TASK GOAL:
Pull every line with the word "JSON" out of the entries below.

** start of INPUT FOR THIS TASK **

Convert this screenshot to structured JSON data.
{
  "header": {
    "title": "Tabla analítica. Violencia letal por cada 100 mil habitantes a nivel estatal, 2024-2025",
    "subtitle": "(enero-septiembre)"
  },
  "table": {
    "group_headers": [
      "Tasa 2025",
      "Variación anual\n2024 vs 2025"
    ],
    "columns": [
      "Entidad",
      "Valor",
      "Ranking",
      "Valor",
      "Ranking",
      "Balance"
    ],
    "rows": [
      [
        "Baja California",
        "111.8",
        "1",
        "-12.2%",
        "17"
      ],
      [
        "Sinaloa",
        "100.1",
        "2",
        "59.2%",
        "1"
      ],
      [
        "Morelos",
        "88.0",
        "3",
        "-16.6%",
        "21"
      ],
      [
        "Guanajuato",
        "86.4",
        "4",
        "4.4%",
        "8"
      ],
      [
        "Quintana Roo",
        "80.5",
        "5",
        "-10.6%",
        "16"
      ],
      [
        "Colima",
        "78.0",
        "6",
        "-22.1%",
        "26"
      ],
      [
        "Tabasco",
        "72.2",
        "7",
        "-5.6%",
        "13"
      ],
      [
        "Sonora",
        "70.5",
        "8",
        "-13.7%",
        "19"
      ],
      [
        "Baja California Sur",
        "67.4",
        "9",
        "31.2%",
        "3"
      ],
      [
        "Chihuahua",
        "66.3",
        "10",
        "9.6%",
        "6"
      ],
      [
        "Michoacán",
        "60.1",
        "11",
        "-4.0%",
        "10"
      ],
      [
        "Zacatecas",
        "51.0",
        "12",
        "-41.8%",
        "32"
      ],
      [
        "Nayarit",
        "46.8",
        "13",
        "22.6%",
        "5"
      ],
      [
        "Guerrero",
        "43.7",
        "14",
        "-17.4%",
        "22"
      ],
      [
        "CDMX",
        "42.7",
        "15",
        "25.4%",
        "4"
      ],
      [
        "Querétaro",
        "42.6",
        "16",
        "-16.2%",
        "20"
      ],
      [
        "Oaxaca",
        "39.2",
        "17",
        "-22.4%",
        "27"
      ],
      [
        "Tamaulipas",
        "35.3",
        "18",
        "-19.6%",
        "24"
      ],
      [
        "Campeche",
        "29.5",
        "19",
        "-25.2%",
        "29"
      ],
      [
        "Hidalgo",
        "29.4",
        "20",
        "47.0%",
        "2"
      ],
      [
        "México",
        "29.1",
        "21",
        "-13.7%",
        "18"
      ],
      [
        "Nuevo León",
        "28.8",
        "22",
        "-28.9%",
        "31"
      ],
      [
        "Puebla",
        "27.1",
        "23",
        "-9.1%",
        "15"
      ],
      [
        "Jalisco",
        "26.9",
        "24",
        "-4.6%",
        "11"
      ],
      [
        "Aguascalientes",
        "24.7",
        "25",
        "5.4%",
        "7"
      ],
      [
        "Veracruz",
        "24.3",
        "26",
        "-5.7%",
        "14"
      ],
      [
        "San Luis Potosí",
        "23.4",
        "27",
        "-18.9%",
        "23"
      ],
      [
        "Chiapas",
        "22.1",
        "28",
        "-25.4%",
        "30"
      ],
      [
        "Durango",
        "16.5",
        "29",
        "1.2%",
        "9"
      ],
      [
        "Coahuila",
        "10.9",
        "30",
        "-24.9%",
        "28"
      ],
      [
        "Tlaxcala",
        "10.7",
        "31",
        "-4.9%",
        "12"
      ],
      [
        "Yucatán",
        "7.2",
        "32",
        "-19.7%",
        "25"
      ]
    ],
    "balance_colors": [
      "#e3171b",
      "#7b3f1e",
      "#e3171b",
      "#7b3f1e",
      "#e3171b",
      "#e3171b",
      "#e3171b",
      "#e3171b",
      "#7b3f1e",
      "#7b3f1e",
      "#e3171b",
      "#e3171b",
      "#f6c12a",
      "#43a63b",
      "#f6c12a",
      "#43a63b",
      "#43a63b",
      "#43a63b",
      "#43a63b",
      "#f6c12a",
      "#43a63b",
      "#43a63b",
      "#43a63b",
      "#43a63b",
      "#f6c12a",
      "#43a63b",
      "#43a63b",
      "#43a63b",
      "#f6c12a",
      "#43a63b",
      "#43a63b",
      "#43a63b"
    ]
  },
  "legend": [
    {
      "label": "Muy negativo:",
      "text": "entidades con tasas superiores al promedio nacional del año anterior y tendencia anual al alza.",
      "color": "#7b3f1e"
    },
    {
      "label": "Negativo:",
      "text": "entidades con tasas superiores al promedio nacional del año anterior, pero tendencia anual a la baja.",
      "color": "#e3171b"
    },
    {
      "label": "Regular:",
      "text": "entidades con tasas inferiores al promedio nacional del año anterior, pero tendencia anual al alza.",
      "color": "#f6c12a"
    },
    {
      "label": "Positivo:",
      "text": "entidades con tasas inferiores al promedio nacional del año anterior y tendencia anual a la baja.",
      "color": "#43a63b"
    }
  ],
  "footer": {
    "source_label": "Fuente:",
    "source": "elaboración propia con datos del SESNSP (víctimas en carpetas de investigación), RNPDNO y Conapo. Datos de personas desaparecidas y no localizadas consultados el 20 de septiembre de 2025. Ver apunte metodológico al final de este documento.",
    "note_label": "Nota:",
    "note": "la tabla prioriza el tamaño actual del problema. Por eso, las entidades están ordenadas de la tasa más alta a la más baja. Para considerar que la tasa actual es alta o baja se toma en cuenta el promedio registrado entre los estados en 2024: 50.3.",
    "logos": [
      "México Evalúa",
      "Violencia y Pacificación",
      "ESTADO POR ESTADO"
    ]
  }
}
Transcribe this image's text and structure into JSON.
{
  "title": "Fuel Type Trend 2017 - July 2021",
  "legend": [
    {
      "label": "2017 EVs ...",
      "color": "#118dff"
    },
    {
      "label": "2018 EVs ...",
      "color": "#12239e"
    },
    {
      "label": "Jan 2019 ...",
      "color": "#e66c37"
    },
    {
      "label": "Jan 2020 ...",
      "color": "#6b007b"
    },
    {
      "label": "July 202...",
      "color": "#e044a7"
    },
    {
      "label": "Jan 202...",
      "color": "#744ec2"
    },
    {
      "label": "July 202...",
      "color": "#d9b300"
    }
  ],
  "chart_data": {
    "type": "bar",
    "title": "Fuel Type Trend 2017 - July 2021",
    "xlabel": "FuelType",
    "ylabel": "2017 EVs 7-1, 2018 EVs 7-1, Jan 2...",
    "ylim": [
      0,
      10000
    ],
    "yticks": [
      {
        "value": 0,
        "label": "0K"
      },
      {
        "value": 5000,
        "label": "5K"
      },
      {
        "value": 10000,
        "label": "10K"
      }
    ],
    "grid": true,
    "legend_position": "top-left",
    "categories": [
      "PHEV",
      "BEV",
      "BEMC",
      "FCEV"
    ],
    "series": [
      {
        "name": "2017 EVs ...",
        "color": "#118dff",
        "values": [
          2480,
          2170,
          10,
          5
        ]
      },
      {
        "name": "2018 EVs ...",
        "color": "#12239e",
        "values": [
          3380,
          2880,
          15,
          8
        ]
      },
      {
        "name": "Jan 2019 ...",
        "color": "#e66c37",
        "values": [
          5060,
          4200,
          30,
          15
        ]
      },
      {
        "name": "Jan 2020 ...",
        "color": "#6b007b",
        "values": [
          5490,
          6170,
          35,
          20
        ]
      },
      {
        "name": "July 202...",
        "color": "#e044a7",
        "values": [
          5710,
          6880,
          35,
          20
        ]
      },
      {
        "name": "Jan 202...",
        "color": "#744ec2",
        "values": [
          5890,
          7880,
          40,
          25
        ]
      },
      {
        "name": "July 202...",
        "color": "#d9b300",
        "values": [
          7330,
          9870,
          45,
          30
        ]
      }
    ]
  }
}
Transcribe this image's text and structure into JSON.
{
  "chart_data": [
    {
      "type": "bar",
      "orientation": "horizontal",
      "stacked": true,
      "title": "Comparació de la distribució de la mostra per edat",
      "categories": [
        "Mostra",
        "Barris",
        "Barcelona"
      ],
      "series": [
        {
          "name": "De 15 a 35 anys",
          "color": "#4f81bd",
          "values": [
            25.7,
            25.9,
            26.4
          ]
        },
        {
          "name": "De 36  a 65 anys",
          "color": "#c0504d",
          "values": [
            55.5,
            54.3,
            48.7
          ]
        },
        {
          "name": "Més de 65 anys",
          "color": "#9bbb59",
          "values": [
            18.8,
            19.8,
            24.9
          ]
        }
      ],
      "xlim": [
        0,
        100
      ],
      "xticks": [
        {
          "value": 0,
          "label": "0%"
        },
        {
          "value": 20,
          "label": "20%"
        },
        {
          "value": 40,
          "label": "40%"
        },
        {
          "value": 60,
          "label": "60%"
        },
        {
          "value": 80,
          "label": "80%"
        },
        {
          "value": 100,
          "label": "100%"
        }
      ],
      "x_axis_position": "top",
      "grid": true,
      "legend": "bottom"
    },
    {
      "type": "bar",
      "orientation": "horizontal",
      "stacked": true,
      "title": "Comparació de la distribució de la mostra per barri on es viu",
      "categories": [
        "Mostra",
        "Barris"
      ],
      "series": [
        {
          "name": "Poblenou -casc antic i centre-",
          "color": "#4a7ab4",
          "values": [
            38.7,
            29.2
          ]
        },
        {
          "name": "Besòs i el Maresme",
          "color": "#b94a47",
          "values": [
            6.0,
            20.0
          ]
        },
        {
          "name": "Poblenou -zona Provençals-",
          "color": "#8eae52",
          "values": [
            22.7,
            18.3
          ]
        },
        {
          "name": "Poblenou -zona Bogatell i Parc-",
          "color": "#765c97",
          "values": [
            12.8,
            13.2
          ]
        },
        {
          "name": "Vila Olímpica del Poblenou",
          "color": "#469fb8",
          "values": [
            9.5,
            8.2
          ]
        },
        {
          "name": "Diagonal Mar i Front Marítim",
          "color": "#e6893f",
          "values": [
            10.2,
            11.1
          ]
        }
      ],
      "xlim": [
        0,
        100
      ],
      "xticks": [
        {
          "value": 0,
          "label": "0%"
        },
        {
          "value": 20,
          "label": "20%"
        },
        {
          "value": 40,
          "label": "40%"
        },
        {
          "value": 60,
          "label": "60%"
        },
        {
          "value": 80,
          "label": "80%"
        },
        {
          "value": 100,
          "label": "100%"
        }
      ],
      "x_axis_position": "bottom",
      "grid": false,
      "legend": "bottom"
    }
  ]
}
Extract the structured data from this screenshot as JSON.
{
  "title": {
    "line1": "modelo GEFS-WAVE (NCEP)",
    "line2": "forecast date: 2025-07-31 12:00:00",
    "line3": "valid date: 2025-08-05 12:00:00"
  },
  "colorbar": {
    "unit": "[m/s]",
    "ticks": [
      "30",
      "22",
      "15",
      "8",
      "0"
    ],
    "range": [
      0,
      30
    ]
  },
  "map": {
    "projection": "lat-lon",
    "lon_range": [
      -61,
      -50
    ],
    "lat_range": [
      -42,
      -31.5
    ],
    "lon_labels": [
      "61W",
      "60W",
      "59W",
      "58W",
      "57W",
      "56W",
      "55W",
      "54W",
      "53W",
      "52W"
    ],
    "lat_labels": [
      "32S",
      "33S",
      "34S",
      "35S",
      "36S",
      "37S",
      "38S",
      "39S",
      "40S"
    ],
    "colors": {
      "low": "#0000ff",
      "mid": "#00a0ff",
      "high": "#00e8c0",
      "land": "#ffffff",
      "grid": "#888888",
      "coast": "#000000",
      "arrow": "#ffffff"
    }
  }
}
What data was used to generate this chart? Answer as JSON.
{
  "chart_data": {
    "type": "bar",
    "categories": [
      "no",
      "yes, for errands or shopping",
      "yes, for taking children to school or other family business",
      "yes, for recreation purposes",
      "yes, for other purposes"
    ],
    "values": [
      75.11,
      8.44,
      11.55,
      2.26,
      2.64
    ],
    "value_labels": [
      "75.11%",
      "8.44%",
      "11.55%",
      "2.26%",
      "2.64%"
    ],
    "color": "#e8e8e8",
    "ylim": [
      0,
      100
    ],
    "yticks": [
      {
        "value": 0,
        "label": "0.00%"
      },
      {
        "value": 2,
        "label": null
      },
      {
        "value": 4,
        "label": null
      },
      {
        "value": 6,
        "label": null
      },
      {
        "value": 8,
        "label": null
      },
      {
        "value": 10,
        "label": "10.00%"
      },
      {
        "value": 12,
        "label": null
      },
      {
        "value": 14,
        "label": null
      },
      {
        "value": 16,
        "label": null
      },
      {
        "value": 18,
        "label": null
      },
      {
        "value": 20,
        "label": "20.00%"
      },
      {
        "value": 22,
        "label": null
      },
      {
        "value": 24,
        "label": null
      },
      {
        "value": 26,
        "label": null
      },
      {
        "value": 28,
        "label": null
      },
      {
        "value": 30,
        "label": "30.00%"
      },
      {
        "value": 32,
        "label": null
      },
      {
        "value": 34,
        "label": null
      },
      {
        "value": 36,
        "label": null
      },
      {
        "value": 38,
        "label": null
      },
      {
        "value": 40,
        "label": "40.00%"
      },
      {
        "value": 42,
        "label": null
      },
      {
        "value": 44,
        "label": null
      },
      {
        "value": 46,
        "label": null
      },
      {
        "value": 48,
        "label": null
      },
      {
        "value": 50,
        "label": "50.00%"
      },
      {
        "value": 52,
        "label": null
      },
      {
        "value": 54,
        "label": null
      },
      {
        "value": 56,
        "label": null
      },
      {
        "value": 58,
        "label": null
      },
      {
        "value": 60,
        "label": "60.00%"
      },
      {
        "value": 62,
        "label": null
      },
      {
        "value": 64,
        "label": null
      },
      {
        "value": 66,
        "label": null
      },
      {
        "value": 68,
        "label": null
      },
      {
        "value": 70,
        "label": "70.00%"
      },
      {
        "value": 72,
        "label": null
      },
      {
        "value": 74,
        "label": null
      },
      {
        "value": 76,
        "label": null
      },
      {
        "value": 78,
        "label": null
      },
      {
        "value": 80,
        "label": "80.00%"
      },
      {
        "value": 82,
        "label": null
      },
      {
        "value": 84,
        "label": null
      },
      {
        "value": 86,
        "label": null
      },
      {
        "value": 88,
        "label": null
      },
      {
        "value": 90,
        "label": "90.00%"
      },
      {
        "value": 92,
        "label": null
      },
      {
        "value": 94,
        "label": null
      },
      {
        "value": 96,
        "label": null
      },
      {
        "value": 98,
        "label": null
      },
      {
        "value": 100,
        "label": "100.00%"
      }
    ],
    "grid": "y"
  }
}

** end of INPUT FOR THIS TASK **

COMPLETED EXERCISE:
Convert this screenshot to structured JSON data.
Transcribe this image's text and structure into JSON.
Transcribe this image's text and structure into JSON.
Extract the structured data from this screenshot as JSON.
What data was used to generate this chart? Answer as JSON.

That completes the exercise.